BRIEF: Reproduce each line from the records that holds "heading".

+++ DATA LISTING

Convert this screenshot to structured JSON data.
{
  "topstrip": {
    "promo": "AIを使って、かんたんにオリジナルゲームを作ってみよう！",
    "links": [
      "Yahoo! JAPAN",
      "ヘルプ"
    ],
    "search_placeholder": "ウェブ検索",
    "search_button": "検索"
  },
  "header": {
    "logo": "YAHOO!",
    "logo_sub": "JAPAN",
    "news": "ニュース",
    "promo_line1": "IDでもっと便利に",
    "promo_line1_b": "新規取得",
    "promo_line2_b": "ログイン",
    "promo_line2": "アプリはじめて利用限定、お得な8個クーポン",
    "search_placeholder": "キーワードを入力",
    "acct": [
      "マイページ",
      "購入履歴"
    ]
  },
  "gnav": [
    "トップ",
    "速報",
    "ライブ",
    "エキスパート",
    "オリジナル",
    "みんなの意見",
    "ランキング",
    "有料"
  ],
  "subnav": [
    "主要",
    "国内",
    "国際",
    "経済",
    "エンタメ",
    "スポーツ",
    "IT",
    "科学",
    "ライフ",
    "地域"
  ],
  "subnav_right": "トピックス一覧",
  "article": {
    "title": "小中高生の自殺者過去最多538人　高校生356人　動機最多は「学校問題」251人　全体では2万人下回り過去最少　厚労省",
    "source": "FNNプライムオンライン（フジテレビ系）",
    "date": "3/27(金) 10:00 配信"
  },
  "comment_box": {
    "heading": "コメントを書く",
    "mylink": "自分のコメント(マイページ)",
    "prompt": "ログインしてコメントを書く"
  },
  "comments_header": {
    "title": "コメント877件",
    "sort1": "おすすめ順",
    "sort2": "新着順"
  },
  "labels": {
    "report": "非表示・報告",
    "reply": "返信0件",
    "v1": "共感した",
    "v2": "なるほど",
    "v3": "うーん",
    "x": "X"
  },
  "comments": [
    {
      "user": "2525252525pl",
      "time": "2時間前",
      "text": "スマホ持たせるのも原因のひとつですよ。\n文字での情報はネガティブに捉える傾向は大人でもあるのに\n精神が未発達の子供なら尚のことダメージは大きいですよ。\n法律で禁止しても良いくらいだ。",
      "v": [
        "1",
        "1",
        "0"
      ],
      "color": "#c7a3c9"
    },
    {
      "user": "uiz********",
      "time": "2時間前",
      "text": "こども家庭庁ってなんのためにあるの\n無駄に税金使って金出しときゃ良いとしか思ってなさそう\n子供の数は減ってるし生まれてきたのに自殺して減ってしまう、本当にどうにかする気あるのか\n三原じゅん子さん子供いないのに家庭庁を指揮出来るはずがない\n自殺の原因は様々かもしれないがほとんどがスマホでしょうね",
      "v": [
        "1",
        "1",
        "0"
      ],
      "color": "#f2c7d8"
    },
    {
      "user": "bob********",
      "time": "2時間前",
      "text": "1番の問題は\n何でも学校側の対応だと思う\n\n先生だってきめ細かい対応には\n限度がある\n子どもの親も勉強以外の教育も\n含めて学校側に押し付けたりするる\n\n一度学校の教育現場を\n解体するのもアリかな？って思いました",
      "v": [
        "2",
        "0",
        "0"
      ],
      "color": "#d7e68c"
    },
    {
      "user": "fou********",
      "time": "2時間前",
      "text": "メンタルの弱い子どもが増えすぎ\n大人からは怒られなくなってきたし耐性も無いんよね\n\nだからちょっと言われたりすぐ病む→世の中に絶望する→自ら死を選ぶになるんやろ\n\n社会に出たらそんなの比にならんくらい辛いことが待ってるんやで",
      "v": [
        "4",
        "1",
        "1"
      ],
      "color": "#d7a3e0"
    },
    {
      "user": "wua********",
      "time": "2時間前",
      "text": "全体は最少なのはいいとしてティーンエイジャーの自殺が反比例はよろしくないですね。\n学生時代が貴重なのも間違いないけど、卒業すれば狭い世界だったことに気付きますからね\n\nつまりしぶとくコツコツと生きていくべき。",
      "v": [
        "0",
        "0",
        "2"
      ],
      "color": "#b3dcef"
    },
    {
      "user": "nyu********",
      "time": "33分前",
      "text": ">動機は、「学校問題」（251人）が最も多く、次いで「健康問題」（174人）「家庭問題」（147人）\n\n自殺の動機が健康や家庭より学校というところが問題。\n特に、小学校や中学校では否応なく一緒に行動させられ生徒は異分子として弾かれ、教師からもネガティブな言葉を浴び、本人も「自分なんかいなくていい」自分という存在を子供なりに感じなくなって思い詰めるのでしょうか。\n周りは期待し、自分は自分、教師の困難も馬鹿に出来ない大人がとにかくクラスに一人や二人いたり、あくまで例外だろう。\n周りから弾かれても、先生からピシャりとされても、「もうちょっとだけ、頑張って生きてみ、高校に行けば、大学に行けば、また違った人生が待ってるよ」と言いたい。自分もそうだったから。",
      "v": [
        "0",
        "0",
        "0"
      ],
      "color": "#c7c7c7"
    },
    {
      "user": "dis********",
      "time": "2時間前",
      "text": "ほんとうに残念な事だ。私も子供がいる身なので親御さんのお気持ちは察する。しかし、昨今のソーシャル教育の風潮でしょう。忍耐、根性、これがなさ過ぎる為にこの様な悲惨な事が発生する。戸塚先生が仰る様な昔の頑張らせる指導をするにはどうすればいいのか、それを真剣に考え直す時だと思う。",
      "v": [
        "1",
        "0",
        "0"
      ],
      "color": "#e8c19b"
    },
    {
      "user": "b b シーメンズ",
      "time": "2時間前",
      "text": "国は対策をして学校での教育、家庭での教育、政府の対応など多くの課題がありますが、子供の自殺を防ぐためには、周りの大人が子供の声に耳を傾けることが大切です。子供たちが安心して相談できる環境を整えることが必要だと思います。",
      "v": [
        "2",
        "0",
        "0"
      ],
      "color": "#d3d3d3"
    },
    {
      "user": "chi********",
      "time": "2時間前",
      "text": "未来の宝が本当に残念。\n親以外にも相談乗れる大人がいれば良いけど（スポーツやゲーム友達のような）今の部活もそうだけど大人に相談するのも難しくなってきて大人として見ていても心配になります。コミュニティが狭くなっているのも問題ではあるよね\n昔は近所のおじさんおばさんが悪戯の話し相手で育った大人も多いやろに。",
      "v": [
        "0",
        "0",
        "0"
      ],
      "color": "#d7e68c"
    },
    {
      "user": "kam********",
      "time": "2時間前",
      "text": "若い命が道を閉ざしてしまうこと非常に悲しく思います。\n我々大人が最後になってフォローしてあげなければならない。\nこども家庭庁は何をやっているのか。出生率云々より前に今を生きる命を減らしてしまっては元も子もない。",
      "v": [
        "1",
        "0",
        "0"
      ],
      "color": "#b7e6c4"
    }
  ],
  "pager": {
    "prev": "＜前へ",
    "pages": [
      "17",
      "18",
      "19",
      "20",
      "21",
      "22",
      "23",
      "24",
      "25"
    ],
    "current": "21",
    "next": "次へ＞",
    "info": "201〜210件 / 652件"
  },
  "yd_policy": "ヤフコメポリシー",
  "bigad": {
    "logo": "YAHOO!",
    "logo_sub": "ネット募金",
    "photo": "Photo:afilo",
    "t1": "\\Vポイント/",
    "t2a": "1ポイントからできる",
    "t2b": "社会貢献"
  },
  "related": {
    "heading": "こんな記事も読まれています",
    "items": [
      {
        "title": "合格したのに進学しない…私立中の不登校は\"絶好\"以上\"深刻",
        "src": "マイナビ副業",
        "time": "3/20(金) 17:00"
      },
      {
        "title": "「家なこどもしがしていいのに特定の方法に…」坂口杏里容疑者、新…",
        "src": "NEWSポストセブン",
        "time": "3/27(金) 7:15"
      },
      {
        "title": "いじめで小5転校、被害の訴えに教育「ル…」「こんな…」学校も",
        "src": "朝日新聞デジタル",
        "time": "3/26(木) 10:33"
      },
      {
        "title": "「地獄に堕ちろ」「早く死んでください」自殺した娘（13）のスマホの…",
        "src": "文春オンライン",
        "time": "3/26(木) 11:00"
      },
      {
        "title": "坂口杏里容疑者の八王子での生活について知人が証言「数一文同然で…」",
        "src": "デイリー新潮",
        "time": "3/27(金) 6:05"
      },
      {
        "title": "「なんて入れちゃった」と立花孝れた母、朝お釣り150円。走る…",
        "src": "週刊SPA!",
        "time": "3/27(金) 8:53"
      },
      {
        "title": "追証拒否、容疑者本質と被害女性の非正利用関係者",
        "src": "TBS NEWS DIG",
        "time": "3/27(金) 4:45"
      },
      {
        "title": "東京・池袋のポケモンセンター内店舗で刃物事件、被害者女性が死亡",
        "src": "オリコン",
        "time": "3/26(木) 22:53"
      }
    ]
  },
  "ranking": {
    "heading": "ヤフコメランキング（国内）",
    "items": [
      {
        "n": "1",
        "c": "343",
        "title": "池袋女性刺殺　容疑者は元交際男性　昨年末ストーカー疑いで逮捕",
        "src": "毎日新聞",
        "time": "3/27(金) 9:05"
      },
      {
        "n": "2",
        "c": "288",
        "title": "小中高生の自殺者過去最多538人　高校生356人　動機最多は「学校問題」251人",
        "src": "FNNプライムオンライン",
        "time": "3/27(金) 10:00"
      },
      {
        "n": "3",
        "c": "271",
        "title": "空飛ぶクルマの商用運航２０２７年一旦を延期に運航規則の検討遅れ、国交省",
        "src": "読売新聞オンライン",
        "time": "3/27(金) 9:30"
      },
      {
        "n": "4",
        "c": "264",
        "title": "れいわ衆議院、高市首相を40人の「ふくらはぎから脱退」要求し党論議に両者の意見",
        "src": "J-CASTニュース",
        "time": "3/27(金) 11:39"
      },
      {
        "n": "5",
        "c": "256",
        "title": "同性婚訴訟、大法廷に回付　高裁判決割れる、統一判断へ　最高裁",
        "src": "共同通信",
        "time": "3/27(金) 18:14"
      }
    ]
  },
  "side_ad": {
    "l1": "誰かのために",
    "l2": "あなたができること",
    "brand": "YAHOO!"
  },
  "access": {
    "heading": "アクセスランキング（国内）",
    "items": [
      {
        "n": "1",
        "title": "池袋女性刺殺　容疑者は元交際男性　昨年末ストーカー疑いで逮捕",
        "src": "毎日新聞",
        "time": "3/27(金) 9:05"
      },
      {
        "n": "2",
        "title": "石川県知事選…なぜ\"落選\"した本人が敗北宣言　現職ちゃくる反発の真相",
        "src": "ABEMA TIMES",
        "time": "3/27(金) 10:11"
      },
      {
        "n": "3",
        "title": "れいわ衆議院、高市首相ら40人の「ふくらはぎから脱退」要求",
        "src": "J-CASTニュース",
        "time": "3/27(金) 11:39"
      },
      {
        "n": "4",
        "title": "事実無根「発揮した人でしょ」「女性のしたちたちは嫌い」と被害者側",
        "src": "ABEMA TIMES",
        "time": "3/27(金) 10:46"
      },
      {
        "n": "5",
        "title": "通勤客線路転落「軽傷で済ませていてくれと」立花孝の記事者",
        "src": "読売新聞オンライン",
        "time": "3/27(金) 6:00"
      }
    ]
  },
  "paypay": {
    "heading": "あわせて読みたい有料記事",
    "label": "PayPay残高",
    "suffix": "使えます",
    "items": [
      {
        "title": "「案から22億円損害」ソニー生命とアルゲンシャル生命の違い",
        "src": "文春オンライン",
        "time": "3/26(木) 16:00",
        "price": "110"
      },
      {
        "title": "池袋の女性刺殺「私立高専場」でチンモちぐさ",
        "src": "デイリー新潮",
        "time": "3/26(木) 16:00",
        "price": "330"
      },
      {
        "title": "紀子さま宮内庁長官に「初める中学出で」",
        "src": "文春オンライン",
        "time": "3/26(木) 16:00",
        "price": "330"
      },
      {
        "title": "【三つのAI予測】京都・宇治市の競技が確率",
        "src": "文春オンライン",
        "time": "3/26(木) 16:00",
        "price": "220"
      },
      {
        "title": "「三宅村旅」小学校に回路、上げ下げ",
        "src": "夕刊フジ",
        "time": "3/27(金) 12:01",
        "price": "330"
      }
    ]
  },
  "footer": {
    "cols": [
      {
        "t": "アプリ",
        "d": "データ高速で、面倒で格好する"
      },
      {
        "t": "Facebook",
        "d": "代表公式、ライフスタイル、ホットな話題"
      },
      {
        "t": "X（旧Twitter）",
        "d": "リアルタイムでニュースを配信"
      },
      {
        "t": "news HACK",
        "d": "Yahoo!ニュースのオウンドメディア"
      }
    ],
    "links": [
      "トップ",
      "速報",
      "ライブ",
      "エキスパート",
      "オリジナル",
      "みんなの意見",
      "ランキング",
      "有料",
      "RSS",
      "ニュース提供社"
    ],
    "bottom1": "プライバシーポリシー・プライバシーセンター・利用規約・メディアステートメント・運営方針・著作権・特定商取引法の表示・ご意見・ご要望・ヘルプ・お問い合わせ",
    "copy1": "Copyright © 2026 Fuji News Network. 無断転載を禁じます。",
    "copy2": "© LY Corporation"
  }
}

++++++

WRITTEN RESPONSE:
    "heading": "コメントを書く",
    "heading": "こんな記事も読まれています",
    "heading": "ヤフコメランキング（国内）",
    "heading": "アクセスランキング（国内）",
    "heading": "あわせて読みたい有料記事",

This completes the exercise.